(Entries taken from a collection)

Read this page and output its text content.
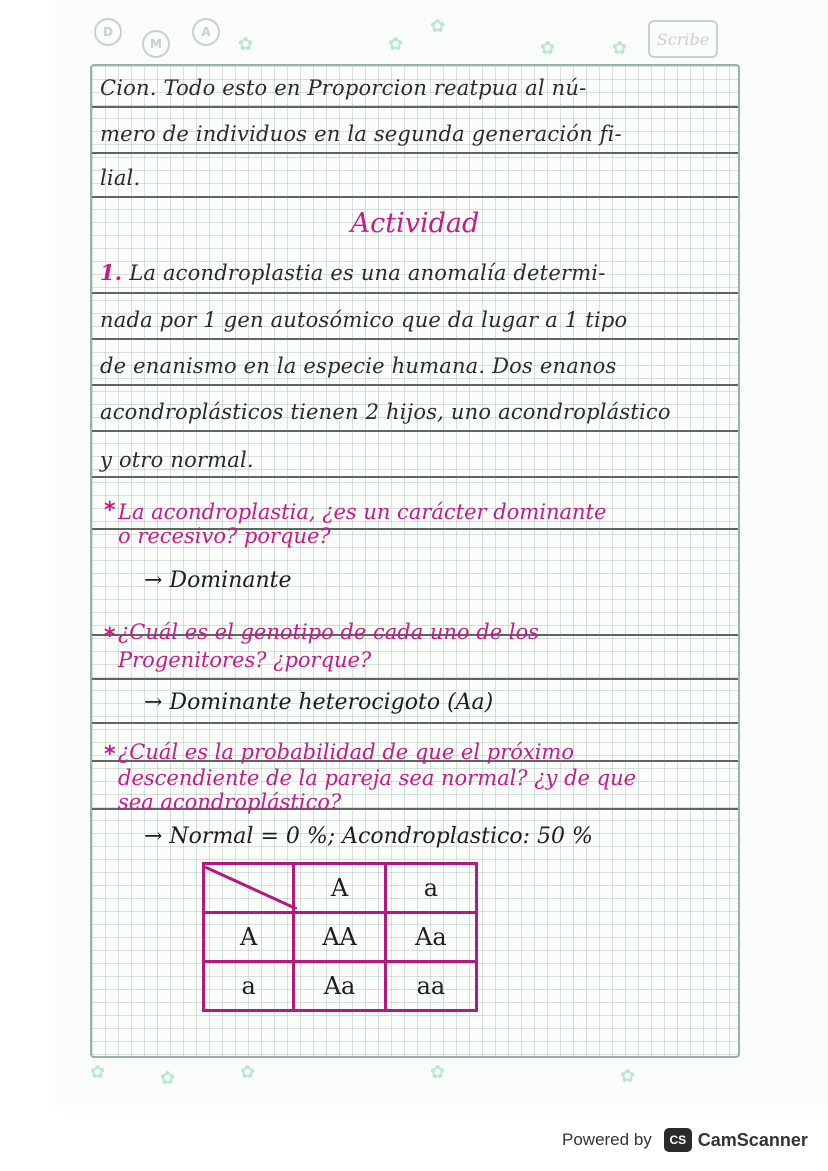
D
M
A	Scribe
✿	✿
✿
✿	✿
✿	✿	✿	✿	✿
Cion. Todo esto en Proporcion reatpua al nú-
mero de individuos en la segunda generación fi-
lial.
Actividad
1. La acondroplastia es una anomalía determi-
nada por 1 gen autosómico que da lugar a 1 tipo
de enanismo en la especie humana. Dos enanos
acondroplásticos tienen 2 hijos, uno acondroplástico
y otro normal.
* La acondroplastia, ¿es un carácter dominante
o recesivo? porque?
→ Dominante
* ¿Cuál es el genotipo de cada uno de los
Progenitores? ¿porque?
→ Dominante heterocigoto (Aa)
* ¿Cuál es la probabilidad de que el próximo
descendiente de la pareja sea normal? ¿y de que
sea acondroplástico?
→ Normal = 0 %; Acondroplastico: 50 %
	A	a
A	AA	Aa
a	Aa	aa
Powered by	CS CamScanner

### Exercise task:
Leave out the pictures and copy the rest of the material above exactly.

### Final result:
Read this page and output its text content.
D
M
A	Scribe
✿	✿
✿
✿	✿
✿	✿	✿	✿	✿
Cion. Todo esto en Proporcion reatpua al nú-
mero de individuos en la segunda generación fi-
lial.
Actividad
1. La acondroplastia es una anomalía determi-
nada por 1 gen autosómico que da lugar a 1 tipo
de enanismo en la especie humana. Dos enanos
acondroplásticos tienen 2 hijos, uno acondroplástico
y otro normal.
* La acondroplastia, ¿es un carácter dominante
o recesivo? porque?
→ Dominante
* ¿Cuál es el genotipo de cada uno de los
Progenitores? ¿porque?
→ Dominante heterocigoto (Aa)
* ¿Cuál es la probabilidad de que el próximo
descendiente de la pareja sea normal? ¿y de que
sea acondroplástico?
→ Normal = 0 %; Acondroplastico: 50 %
	A	a
A	AA	Aa
a	Aa	aa
Powered by	CS CamScanner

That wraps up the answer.